| Exercise requirements |
Condense the paragraph of the Sirt3 and tuberculosis abstract that begins "Tuberculosis (TB) is a complex infectious disease" into a bulleted list that keeps its main facts.

======== Selected passage

The dominant model analysis of Sirt3 genetic variants is associated with susceptibility to tuberculosis in a Chinese Han population.

Tuberculosis (TB) is a complex infectious disease caused by the pathogen Mycobacterium tuberculosis (Mtb) which has coexisted with humanity since the Neolithic. Recent research indicated that SIRT3 plays a pivotal role in promoting the antimycobacterial response of mitochondria and autophagy during Mtb infection. A case-control study comprised 900 TB patients and 1534 healthy controls who were retrospectively enrolled to assess the association between Sirt3 gene polymorphisms and TB susceptibility. In total, five single-nucleotide polymorphisms (SNPs) (rs511744, rs3782118, rs7104764, rs536715 and rs28365927) were selected through database 1000 Genomes Project and offline software Haploview V4.2 and genotyped by a customized 2 × 48-Plex SNPscan™ Kit. Our results suggested that the minor allele genotypes (A carriers) of rs3782118 confers the decreased risk of TB susceptibility (p = 0.032), and a similar but more significant effect was observed under the dominant model analysis (OR 0.787, 95% CI 0.666-0.931, p = 0.026). Haplotype analysis showed that haplotype AGAAG (rs511744/rs3782118/rs7104764/rs536715/rs28365927) was associated with an increased risk of TB (p = 0.023, OR 1.159, 95% CI 1.019-1.317). In stratification analysis, we found that rs3782118 was associated with decreased risk of TB in female subgroup under the dominant model analysis (p = 0.016, OR 0.678, 95% CI 0.523-0.878). Moreover, functional annotations for three loci (rs7930823, rs3782116 and rs3782115) which are strongly linked to rs3782118 indicated that they may be responsible for the changes in some motifs. In conclusion, our study suggested that the SNP rs3782118 was associated with a lower susceptibility to TB, especially under the dominant model analysis and that the haplotype AGAAG (containing the major allele G of rs3782118) was associated with an increased risk of TB. Further independent cohort studies are necessary to validate the protective effect of Sirt3 genetic variants on the risk of TB.

================
======== Records shown

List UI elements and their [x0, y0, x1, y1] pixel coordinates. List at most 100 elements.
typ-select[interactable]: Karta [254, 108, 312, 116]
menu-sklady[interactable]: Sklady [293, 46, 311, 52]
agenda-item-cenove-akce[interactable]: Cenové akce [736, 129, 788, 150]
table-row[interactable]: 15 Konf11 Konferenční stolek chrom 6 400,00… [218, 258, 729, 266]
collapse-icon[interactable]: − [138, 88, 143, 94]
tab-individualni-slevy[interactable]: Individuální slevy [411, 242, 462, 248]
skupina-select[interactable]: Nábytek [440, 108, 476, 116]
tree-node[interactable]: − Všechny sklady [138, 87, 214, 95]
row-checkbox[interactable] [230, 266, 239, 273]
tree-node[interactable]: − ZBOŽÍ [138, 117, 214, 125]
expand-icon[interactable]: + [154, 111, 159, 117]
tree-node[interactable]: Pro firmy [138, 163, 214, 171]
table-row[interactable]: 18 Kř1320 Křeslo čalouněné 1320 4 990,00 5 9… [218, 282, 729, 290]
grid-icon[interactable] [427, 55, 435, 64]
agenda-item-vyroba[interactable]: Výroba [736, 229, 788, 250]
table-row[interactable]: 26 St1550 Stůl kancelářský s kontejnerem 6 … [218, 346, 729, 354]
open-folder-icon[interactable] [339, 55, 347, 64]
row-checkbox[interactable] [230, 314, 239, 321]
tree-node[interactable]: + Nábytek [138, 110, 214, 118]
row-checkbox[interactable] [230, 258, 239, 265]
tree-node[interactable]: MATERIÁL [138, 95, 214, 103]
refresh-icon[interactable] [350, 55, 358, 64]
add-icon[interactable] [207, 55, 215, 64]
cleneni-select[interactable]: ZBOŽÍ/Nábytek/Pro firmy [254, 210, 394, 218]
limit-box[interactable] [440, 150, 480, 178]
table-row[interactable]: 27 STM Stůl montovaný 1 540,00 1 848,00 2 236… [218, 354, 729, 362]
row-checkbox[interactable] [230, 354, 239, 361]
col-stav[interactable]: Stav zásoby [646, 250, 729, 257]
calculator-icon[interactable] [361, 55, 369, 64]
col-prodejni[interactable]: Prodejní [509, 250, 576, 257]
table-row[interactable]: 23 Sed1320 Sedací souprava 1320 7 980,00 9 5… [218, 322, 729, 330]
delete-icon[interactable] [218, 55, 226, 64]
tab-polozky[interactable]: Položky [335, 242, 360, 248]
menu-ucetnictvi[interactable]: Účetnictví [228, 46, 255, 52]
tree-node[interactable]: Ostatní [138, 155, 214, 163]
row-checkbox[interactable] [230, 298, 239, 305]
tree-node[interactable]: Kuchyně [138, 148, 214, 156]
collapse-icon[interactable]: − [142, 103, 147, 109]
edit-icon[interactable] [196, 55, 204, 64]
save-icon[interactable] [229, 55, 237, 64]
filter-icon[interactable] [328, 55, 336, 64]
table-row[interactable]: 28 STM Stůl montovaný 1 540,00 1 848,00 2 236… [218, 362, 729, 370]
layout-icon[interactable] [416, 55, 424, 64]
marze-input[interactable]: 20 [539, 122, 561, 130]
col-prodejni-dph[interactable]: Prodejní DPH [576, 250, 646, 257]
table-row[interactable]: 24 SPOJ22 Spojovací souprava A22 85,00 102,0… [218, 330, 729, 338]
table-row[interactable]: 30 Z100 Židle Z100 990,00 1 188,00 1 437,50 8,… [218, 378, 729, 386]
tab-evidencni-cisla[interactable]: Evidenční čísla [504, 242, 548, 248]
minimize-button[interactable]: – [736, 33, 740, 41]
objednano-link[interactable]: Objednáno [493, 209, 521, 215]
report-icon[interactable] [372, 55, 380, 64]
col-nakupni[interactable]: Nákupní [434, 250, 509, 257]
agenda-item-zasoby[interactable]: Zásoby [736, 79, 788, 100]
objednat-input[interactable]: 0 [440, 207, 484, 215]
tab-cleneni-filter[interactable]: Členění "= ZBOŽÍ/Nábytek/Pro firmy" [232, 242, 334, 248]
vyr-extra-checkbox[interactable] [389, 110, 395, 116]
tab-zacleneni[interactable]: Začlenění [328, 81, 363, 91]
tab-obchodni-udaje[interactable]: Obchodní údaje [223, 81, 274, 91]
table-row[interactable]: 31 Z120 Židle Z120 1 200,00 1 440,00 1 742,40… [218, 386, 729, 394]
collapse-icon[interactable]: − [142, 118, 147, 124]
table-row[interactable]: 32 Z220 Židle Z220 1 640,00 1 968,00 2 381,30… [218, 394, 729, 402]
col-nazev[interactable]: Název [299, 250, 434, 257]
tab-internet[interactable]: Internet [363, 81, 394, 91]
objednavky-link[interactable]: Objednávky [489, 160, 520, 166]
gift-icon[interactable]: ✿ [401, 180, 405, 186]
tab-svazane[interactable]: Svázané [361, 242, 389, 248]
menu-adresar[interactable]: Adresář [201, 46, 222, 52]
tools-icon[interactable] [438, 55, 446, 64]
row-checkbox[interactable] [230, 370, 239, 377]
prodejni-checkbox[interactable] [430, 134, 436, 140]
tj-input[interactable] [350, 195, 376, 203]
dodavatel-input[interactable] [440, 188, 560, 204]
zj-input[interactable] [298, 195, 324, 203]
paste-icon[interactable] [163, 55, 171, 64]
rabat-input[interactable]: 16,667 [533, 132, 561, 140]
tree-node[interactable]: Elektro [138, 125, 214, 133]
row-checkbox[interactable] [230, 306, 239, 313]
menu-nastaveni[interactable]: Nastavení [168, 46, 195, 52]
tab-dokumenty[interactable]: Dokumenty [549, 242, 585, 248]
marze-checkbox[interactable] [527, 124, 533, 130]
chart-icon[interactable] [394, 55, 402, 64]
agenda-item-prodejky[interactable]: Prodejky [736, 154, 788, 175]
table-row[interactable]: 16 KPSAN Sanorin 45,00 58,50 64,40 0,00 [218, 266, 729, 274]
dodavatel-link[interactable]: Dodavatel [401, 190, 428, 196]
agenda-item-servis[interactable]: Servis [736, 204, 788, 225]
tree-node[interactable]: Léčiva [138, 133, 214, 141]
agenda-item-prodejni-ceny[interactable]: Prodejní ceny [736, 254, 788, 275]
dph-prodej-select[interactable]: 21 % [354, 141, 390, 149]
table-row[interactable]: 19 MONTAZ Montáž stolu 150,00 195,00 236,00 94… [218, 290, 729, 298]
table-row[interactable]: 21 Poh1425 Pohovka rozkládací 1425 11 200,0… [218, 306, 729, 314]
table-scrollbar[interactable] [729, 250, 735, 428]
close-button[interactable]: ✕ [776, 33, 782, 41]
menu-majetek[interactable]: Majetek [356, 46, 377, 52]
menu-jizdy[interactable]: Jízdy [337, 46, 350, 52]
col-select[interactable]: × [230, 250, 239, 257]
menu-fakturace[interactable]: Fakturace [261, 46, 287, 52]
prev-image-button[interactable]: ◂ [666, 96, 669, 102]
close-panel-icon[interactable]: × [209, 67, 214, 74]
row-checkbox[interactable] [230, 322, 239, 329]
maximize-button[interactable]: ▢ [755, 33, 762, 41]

================

| Output for this exercise |
- Tuberculosis (TB) is a complex infectious disease caused by Mycobacterium tuberculosis (Mtb), which has coexisted with humanity since the Neolithic.
- Recent research indicated that SIRT3 plays a pivotal role in promoting the antimycobacterial response of mitochondria and autophagy during Mtb infection.
- Study design: a retrospective case-control study of 900 TB patients and 1534 healthy controls assessed the association between Sirt3 gene polymorphisms and TB susceptibility.
- SNPs: five SNPs (rs511744, rs3782118, rs7104764, rs536715, rs28365927) were selected using the 1000 Genomes Project and Haploview V4.2, then genotyped with a customized 2 × 48-Plex SNPscan™ Kit.
- rs3782118:
  - A carriers (minor allele) had a decreased TB risk (p = 0.032).
  - The effect was stronger under the dominant model (OR 0.787, 95% CI 0.666-0.931, p = 0.026).
- Haplotype AGAAG was associated with increased TB risk (OR 1.159, 95% CI 1.019-1.317, p = 0.023).
- Stratification: rs3782118 was associated with decreased TB risk in females under the dominant model (OR 0.678, 95% CI 0.523-0.878, p = 0.016).
- Functional annotation: three loci strongly linked to rs3782118 (rs7930823, rs3782116, rs3782115) may be responsible for changes in some motifs.
- Conclusion:
  - rs3782118 was associated with lower TB susceptibility, especially under the dominant model.
  - Haplotype AGAAG, which contains the major allele G of rs3782118, was associated with increased risk.
  - Further independent cohort studies are needed to validate the protective effect.